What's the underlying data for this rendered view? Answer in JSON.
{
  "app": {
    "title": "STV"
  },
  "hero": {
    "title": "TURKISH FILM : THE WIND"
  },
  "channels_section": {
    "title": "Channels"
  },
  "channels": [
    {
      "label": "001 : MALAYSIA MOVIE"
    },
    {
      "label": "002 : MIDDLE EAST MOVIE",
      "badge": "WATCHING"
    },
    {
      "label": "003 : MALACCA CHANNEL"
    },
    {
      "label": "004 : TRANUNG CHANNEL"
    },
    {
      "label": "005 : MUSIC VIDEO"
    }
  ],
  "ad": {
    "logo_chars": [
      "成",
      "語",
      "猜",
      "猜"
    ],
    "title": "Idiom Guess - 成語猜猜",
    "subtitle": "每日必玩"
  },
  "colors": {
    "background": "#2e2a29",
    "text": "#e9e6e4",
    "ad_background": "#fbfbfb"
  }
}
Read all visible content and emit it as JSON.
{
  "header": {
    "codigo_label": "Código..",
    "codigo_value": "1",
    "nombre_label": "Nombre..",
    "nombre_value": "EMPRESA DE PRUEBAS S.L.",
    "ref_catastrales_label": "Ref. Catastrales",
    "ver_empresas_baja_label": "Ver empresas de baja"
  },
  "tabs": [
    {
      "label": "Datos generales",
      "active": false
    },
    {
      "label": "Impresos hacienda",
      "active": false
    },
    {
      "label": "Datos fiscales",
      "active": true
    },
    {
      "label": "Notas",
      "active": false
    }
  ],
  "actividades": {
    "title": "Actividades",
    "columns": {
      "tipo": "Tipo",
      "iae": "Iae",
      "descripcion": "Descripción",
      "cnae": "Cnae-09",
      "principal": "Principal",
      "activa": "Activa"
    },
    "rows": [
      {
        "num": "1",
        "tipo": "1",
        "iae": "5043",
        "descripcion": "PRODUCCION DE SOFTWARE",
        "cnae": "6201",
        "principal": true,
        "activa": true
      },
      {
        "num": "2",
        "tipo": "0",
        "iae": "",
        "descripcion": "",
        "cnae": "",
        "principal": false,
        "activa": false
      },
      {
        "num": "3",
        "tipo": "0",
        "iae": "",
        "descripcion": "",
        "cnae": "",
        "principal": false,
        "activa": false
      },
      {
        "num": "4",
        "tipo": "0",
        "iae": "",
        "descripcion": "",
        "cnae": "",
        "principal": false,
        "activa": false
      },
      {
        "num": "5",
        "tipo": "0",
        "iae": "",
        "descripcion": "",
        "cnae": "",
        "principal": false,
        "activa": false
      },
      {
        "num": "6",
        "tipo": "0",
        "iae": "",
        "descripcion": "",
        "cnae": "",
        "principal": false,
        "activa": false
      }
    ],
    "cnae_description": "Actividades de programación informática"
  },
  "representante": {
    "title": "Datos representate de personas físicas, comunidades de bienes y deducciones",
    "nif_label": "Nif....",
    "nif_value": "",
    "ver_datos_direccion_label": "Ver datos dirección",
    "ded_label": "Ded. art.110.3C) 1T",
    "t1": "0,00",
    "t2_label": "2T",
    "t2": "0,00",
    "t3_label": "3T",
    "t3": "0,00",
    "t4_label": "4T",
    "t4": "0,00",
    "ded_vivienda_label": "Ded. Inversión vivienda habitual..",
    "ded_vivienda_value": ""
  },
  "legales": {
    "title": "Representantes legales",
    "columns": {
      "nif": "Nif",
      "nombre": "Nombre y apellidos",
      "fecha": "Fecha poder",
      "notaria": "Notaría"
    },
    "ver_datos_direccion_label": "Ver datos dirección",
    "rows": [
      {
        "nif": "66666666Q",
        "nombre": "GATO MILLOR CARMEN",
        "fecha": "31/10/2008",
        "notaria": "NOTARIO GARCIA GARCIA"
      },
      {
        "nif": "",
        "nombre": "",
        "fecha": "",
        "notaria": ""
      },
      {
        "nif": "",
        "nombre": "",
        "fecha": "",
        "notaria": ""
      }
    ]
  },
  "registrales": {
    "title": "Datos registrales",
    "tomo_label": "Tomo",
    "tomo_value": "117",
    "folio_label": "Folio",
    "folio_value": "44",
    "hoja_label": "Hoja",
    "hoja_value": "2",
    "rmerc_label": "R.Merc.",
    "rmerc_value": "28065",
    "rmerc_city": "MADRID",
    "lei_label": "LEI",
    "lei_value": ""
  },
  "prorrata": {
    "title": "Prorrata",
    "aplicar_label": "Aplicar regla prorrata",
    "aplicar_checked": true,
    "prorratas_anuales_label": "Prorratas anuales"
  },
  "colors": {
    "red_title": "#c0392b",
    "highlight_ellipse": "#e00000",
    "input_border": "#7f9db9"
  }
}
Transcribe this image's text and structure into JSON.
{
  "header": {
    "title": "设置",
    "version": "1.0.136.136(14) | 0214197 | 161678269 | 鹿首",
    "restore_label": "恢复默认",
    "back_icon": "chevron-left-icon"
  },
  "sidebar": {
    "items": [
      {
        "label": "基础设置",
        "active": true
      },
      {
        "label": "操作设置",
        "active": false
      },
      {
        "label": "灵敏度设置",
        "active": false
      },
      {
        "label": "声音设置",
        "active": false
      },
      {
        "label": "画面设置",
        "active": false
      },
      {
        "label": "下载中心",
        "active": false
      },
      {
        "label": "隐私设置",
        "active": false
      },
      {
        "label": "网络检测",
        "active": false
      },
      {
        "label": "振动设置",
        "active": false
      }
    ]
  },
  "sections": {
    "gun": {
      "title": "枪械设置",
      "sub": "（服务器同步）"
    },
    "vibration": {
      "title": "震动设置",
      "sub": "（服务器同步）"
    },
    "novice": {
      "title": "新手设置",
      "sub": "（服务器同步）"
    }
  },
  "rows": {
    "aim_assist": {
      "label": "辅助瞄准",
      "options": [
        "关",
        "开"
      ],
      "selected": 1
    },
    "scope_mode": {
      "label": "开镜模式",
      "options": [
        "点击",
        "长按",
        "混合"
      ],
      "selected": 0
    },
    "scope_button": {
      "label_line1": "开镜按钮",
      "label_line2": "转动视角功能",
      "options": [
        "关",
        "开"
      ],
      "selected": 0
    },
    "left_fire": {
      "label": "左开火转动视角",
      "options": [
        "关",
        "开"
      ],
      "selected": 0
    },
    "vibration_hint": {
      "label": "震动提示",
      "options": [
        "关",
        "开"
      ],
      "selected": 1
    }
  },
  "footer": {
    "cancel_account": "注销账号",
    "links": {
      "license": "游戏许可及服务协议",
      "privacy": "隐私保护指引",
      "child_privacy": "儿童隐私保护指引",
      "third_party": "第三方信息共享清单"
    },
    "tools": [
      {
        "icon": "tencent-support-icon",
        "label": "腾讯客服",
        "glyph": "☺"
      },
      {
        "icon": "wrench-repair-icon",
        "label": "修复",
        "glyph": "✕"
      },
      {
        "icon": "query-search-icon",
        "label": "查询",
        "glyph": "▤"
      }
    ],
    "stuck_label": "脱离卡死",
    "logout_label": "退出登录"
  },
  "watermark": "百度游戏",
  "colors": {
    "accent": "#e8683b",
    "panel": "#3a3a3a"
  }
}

#### SHORT PROBLEM
Above are some records; repeat all of them exactly.

#### RESPONSE
What's the underlying data for this rendered view? Answer in JSON.
{
  "app": {
    "title": "STV"
  },
  "hero": {
    "title": "TURKISH FILM : THE WIND"
  },
  "channels_section": {
    "title": "Channels"
  },
  "channels": [
    {
      "label": "001 : MALAYSIA MOVIE"
    },
    {
      "label": "002 : MIDDLE EAST MOVIE",
      "badge": "WATCHING"
    },
    {
      "label": "003 : MALACCA CHANNEL"
    },
    {
      "label": "004 : TRANUNG CHANNEL"
    },
    {
      "label": "005 : MUSIC VIDEO"
    }
  ],
  "ad": {
    "logo_chars": [
      "成",
      "語",
      "猜",
      "猜"
    ],
    "title": "Idiom Guess - 成語猜猜",
    "subtitle": "每日必玩"
  },
  "colors": {
    "background": "#2e2a29",
    "text": "#e9e6e4",
    "ad_background": "#fbfbfb"
  }
}
Read all visible content and emit it as JSON.
{
  "header": {
    "codigo_label": "Código..",
    "codigo_value": "1",
    "nombre_label": "Nombre..",
    "nombre_value": "EMPRESA DE PRUEBAS S.L.",
    "ref_catastrales_label": "Ref. Catastrales",
    "ver_empresas_baja_label": "Ver empresas de baja"
  },
  "tabs": [
    {
      "label": "Datos generales",
      "active": false
    },
    {
      "label": "Impresos hacienda",
      "active": false
    },
    {
      "label": "Datos fiscales",
      "active": true
    },
    {
      "label": "Notas",
      "active": false
    }
  ],
  "actividades": {
    "title": "Actividades",
    "columns": {
      "tipo": "Tipo",
      "iae": "Iae",
      "descripcion": "Descripción",
      "cnae": "Cnae-09",
      "principal": "Principal",
      "activa": "Activa"
    },
    "rows": [
      {
        "num": "1",
        "tipo": "1",
        "iae": "5043",
        "descripcion": "PRODUCCION DE SOFTWARE",
        "cnae": "6201",
        "principal": true,
        "activa": true
      },
      {
        "num": "2",
        "tipo": "0",
        "iae": "",
        "descripcion": "",
        "cnae": "",
        "principal": false,
        "activa": false
      },
      {
        "num": "3",
        "tipo": "0",
        "iae": "",
        "descripcion": "",
        "cnae": "",
        "principal": false,
        "activa": false
      },
      {
        "num": "4",
        "tipo": "0",
        "iae": "",
        "descripcion": "",
        "cnae": "",
        "principal": false,
        "activa": false
      },
      {
        "num": "5",
        "tipo": "0",
        "iae": "",
        "descripcion": "",
        "cnae": "",
        "principal": false,
        "activa": false
      },
      {
        "num": "6",
        "tipo": "0",
        "iae": "",
        "descripcion": "",
        "cnae": "",
        "principal": false,
        "activa": false
      }
    ],
    "cnae_description": "Actividades de programación informática"
  },
  "representante": {
    "title": "Datos representate de personas físicas, comunidades de bienes y deducciones",
    "nif_label": "Nif....",
    "nif_value": "",
    "ver_datos_direccion_label": "Ver datos dirección",
    "ded_label": "Ded. art.110.3C) 1T",
    "t1": "0,00",
    "t2_label": "2T",
    "t2": "0,00",
    "t3_label": "3T",
    "t3": "0,00",
    "t4_label": "4T",
    "t4": "0,00",
    "ded_vivienda_label": "Ded. Inversión vivienda habitual..",
    "ded_vivienda_value": ""
  },
  "legales": {
    "title": "Representantes legales",
    "columns": {
      "nif": "Nif",
      "nombre": "Nombre y apellidos",
      "fecha": "Fecha poder",
      "notaria": "Notaría"
    },
    "ver_datos_direccion_label": "Ver datos dirección",
    "rows": [
      {
        "nif": "66666666Q",
        "nombre": "GATO MILLOR CARMEN",
        "fecha": "31/10/2008",
        "notaria": "NOTARIO GARCIA GARCIA"
      },
      {
        "nif": "",
        "nombre": "",
        "fecha": "",
        "notaria": ""
      },
      {
        "nif": "",
        "nombre": "",
        "fecha": "",
        "notaria": ""
      }
    ]
  },
  "registrales": {
    "title": "Datos registrales",
    "tomo_label": "Tomo",
    "tomo_value": "117",
    "folio_label": "Folio",
    "folio_value": "44",
    "hoja_label": "Hoja",
    "hoja_value": "2",
    "rmerc_label": "R.Merc.",
    "rmerc_value": "28065",
    "rmerc_city": "MADRID",
    "lei_label": "LEI",
    "lei_value": ""
  },
  "prorrata": {
    "title": "Prorrata",
    "aplicar_label": "Aplicar regla prorrata",
    "aplicar_checked": true,
    "prorratas_anuales_label": "Prorratas anuales"
  },
  "colors": {
    "red_title": "#c0392b",
    "highlight_ellipse": "#e00000",
    "input_border": "#7f9db9"
  }
}
Transcribe this image's text and structure into JSON.
{
  "header": {
    "title": "设置",
    "version": "1.0.136.136(14) | 0214197 | 161678269 | 鹿首",
    "restore_label": "恢复默认",
    "back_icon": "chevron-left-icon"
  },
  "sidebar": {
    "items": [
      {
        "label": "基础设置",
        "active": true
      },
      {
        "label": "操作设置",
        "active": false
      },
      {
        "label": "灵敏度设置",
        "active": false
      },
      {
        "label": "声音设置",
        "active": false
      },
      {
        "label": "画面设置",
        "active": false
      },
      {
        "label": "下载中心",
        "active": false
      },
      {
        "label": "隐私设置",
        "active": false
      },
      {
        "label": "网络检测",
        "active": false
      },
      {
        "label": "振动设置",
        "active": false
      }
    ]
  },
  "sections": {
    "gun": {
      "title": "枪械设置",
      "sub": "（服务器同步）"
    },
    "vibration": {
      "title": "震动设置",
      "sub": "（服务器同步）"
    },
    "novice": {
      "title": "新手设置",
      "sub": "（服务器同步）"
    }
  },
  "rows": {
    "aim_assist": {
      "label": "辅助瞄准",
      "options": [
        "关",
        "开"
      ],
      "selected": 1
    },
    "scope_mode": {
      "label": "开镜模式",
      "options": [
        "点击",
        "长按",
        "混合"
      ],
      "selected": 0
    },
    "scope_button": {
      "label_line1": "开镜按钮",
      "label_line2": "转动视角功能",
      "options": [
        "关",
        "开"
      ],
      "selected": 0
    },
    "left_fire": {
      "label": "左开火转动视角",
      "options": [
        "关",
        "开"
      ],
      "selected": 0
    },
    "vibration_hint": {
      "label": "震动提示",
      "options": [
        "关",
        "开"
      ],
      "selected": 1
    }
  },
  "footer": {
    "cancel_account": "注销账号",
    "links": {
      "license": "游戏许可及服务协议",
      "privacy": "隐私保护指引",
      "child_privacy": "儿童隐私保护指引",
      "third_party": "第三方信息共享清单"
    },
    "tools": [
      {
        "icon": "tencent-support-icon",
        "label": "腾讯客服",
        "glyph": "☺"
      },
      {
        "icon": "wrench-repair-icon",
        "label": "修复",
        "glyph": "✕"
      },
      {
        "icon": "query-search-icon",
        "label": "查询",
        "glyph": "▤"
      }
    ],
    "stuck_label": "脱离卡死",
    "logout_label": "退出登录"
  },
  "watermark": "百度游戏",
  "colors": {
    "accent": "#e8683b",
    "panel": "#3a3a3a"
  }
}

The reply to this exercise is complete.